Task brief: For the copy, please give all of the data again exactly and leave the pictures out.

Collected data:
○ ○ ○ ○
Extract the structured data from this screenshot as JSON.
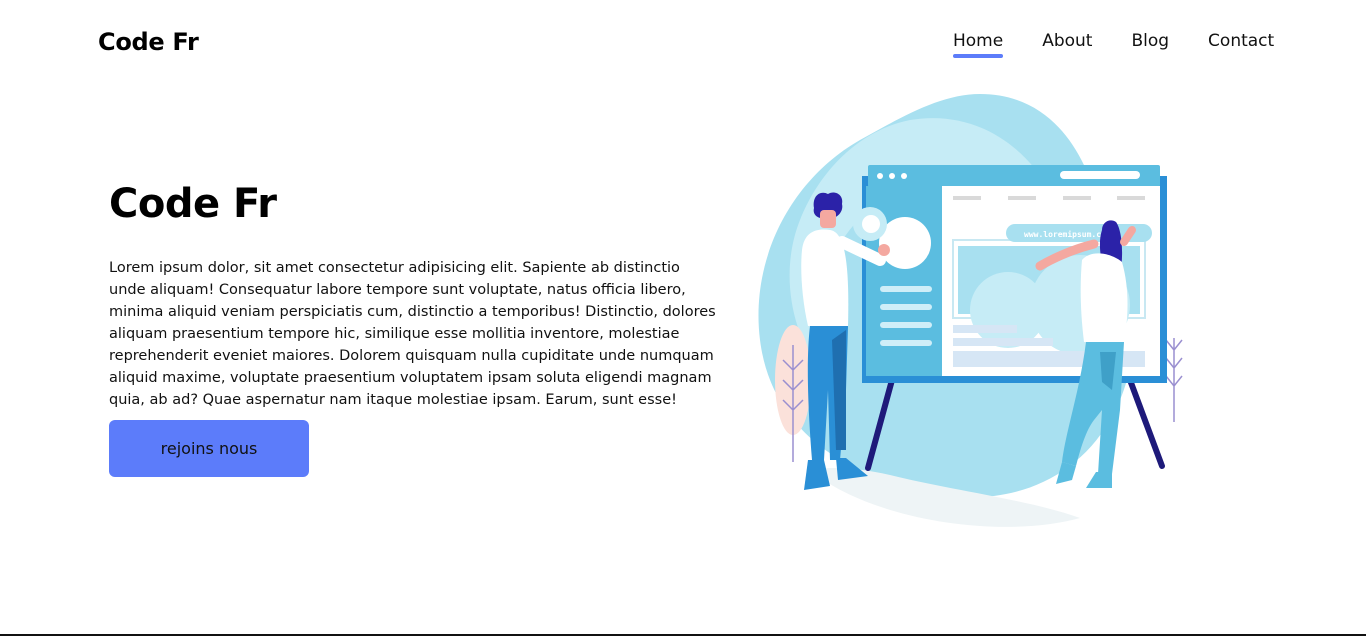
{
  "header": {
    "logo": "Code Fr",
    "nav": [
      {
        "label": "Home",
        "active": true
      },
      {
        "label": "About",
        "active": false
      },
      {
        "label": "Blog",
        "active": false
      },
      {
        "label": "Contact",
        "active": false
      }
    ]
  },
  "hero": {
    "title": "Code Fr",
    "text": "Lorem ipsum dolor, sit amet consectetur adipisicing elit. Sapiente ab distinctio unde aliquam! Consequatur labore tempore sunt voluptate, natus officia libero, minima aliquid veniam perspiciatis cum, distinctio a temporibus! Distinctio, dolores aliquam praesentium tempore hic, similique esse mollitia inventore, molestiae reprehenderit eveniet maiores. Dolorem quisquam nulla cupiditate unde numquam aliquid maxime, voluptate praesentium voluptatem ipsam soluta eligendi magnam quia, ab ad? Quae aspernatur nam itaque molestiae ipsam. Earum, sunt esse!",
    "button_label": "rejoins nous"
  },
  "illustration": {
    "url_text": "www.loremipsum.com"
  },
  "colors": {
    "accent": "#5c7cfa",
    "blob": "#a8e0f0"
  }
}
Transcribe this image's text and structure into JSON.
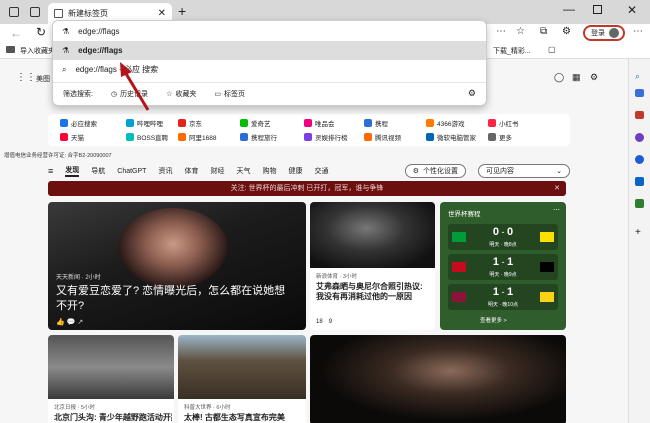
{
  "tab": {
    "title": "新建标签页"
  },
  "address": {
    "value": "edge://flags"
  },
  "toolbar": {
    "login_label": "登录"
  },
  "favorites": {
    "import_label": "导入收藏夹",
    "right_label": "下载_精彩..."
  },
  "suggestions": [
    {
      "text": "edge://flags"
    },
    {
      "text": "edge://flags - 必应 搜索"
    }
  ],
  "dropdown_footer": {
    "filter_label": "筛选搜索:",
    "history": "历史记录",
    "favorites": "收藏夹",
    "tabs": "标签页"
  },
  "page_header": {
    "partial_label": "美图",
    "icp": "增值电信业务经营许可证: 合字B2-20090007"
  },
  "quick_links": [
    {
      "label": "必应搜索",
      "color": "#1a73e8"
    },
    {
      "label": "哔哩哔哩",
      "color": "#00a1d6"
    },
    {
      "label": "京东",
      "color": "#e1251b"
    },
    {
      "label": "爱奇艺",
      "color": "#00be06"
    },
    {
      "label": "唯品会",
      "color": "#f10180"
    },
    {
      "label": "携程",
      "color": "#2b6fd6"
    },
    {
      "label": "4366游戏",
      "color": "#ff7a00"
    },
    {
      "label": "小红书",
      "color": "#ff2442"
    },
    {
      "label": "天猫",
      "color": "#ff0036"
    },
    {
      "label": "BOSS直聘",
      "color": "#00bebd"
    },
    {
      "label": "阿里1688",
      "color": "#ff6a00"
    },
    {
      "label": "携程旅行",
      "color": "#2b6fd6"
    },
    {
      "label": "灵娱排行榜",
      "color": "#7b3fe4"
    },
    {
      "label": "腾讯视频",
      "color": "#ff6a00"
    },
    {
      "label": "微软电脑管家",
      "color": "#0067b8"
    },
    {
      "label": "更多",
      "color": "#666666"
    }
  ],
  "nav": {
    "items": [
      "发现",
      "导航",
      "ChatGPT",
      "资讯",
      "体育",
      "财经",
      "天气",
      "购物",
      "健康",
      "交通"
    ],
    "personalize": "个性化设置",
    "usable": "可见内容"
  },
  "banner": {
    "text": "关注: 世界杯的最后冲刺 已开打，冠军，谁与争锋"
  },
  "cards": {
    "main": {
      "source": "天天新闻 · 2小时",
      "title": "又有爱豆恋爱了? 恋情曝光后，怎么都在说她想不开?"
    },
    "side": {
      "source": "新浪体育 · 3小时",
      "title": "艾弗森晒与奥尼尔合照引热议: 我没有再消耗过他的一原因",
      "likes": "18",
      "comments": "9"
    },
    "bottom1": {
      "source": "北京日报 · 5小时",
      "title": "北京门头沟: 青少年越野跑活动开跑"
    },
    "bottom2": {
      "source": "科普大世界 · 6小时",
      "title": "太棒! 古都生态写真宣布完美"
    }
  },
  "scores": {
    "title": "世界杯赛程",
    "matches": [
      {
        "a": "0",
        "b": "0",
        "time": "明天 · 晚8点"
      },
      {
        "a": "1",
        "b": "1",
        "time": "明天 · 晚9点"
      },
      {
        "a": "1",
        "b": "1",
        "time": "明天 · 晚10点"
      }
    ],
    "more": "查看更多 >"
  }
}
○ ○ ○ ○
Result below:
Extract the structured data from this screenshot as JSON.
{
  "header": {
    "logo": "Code Fr",
    "nav": [
      {
        "label": "Home",
        "active": true
      },
      {
        "label": "About",
        "active": false
      },
      {
        "label": "Blog",
        "active": false
      },
      {
        "label": "Contact",
        "active": false
      }
    ]
  },
  "hero": {
    "title": "Code Fr",
    "text": "Lorem ipsum dolor, sit amet consectetur adipisicing elit. Sapiente ab distinctio unde aliquam! Consequatur labore tempore sunt voluptate, natus officia libero, minima aliquid veniam perspiciatis cum, distinctio a temporibus! Distinctio, dolores aliquam praesentium tempore hic, similique esse mollitia inventore, molestiae reprehenderit eveniet maiores. Dolorem quisquam nulla cupiditate unde numquam aliquid maxime, voluptate praesentium voluptatem ipsam soluta eligendi magnam quia, ab ad? Quae aspernatur nam itaque molestiae ipsam. Earum, sunt esse!",
    "button_label": "rejoins nous"
  },
  "illustration": {
    "url_text": "www.loremipsum.com"
  },
  "colors": {
    "accent": "#5c7cfa",
    "blob": "#a8e0f0"
  }
}
Transcribe this image's text and structure into JSON.
{
  "tab": {
    "title": "新建标签页"
  },
  "address": {
    "value": "edge://flags"
  },
  "toolbar": {
    "login_label": "登录"
  },
  "favorites": {
    "import_label": "导入收藏夹",
    "right_label": "下载_精彩..."
  },
  "suggestions": [
    {
      "text": "edge://flags"
    },
    {
      "text": "edge://flags - 必应 搜索"
    }
  ],
  "dropdown_footer": {
    "filter_label": "筛选搜索:",
    "history": "历史记录",
    "favorites": "收藏夹",
    "tabs": "标签页"
  },
  "page_header": {
    "partial_label": "美图",
    "icp": "增值电信业务经营许可证: 合字B2-20090007"
  },
  "quick_links": [
    {
      "label": "必应搜索",
      "color": "#1a73e8"
    },
    {
      "label": "哔哩哔哩",
      "color": "#00a1d6"
    },
    {
      "label": "京东",
      "color": "#e1251b"
    },
    {
      "label": "爱奇艺",
      "color": "#00be06"
    },
    {
      "label": "唯品会",
      "color": "#f10180"
    },
    {
      "label": "携程",
      "color": "#2b6fd6"
    },
    {
      "label": "4366游戏",
      "color": "#ff7a00"
    },
    {
      "label": "小红书",
      "color": "#ff2442"
    },
    {
      "label": "天猫",
      "color": "#ff0036"
    },
    {
      "label": "BOSS直聘",
      "color": "#00bebd"
    },
    {
      "label": "阿里1688",
      "color": "#ff6a00"
    },
    {
      "label": "携程旅行",
      "color": "#2b6fd6"
    },
    {
      "label": "灵娱排行榜",
      "color": "#7b3fe4"
    },
    {
      "label": "腾讯视频",
      "color": "#ff6a00"
    },
    {
      "label": "微软电脑管家",
      "color": "#0067b8"
    },
    {
      "label": "更多",
      "color": "#666666"
    }
  ],
  "nav": {
    "items": [
      "发现",
      "导航",
      "ChatGPT",
      "资讯",
      "体育",
      "财经",
      "天气",
      "购物",
      "健康",
      "交通"
    ],
    "personalize": "个性化设置",
    "usable": "可见内容"
  },
  "banner": {
    "text": "关注: 世界杯的最后冲刺 已开打，冠军，谁与争锋"
  },
  "cards": {
    "main": {
      "source": "天天新闻 · 2小时",
      "title": "又有爱豆恋爱了? 恋情曝光后，怎么都在说她想不开?"
    },
    "side": {
      "source": "新浪体育 · 3小时",
      "title": "艾弗森晒与奥尼尔合照引热议: 我没有再消耗过他的一原因",
      "likes": "18",
      "comments": "9"
    },
    "bottom1": {
      "source": "北京日报 · 5小时",
      "title": "北京门头沟: 青少年越野跑活动开跑"
    },
    "bottom2": {
      "source": "科普大世界 · 6小时",
      "title": "太棒! 古都生态写真宣布完美"
    }
  },
  "scores": {
    "title": "世界杯赛程",
    "matches": [
      {
        "a": "0",
        "b": "0",
        "time": "明天 · 晚8点"
      },
      {
        "a": "1",
        "b": "1",
        "time": "明天 · 晚9点"
      },
      {
        "a": "1",
        "b": "1",
        "time": "明天 · 晚10点"
      }
    ],
    "more": "查看更多 >"
  }
}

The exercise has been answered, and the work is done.